[Dataset items]
'''
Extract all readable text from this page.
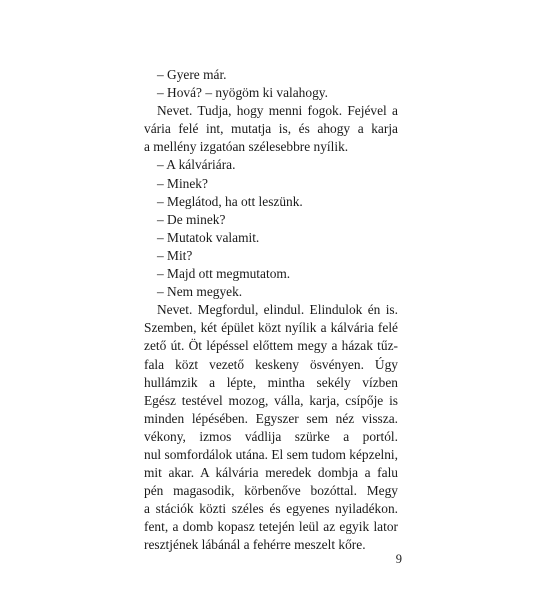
– Gyere már.
– Hová? – nyögöm ki valahogy.
Nevet. Tudja, hogy menni fogok. Fejével a
vária felé int, mutatja is, és ahogy a karja
a mellény izgatóan szélesebbre nyílik.
– A kálváriára.
– Minek?
– Meglátod, ha ott leszünk.
– De minek?
– Mutatok valamit.
– Mit?
– Majd ott megmutatom.
– Nem megyek.
Nevet. Megfordul, elindul. Elindulok én is.
Szemben, két épület közt nyílik a kálvária felé
zető út. Öt lépéssel előttem megy a házak tűz-
fala közt vezető keskeny ösvényen. Úgy
hullámzik a lépte, mintha sekély vízben
Egész testével mozog, válla, karja, csípője is
minden lépésében. Egyszer sem néz vissza.
vékony, izmos vádlija szürke a portól.
nul somfordálok utána. El sem tudom képzelni,
mit akar. A kálvária meredek dombja a falu
pén magasodik, körbenőve bozóttal. Megy
a stációk közti széles és egyenes nyiladékon.
fent, a domb kopasz tetején leül az egyik lator
resztjének lábánál a fehérre meszelt kőre.
9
'''
Direction →
Except for the pictures, print the data above exactly.

Answer →
Extract all readable text from this page.
– Gyere már.
– Hová? – nyögöm ki valahogy.
Nevet. Tudja, hogy menni fogok. Fejével a
vária felé int, mutatja is, és ahogy a karja
a mellény izgatóan szélesebbre nyílik.
– A kálváriára.
– Minek?
– Meglátod, ha ott leszünk.
– De minek?
– Mutatok valamit.
– Mit?
– Majd ott megmutatom.
– Nem megyek.
Nevet. Megfordul, elindul. Elindulok én is.
Szemben, két épület közt nyílik a kálvária felé
zető út. Öt lépéssel előttem megy a házak tűz-
fala közt vezető keskeny ösvényen. Úgy
hullámzik a lépte, mintha sekély vízben
Egész testével mozog, válla, karja, csípője is
minden lépésében. Egyszer sem néz vissza.
vékony, izmos vádlija szürke a portól.
nul somfordálok utána. El sem tudom képzelni,
mit akar. A kálvária meredek dombja a falu
pén magasodik, körbenőve bozóttal. Megy
a stációk közti széles és egyenes nyiladékon.
fent, a domb kopasz tetején leül az egyik lator
resztjének lábánál a fehérre meszelt kőre.
9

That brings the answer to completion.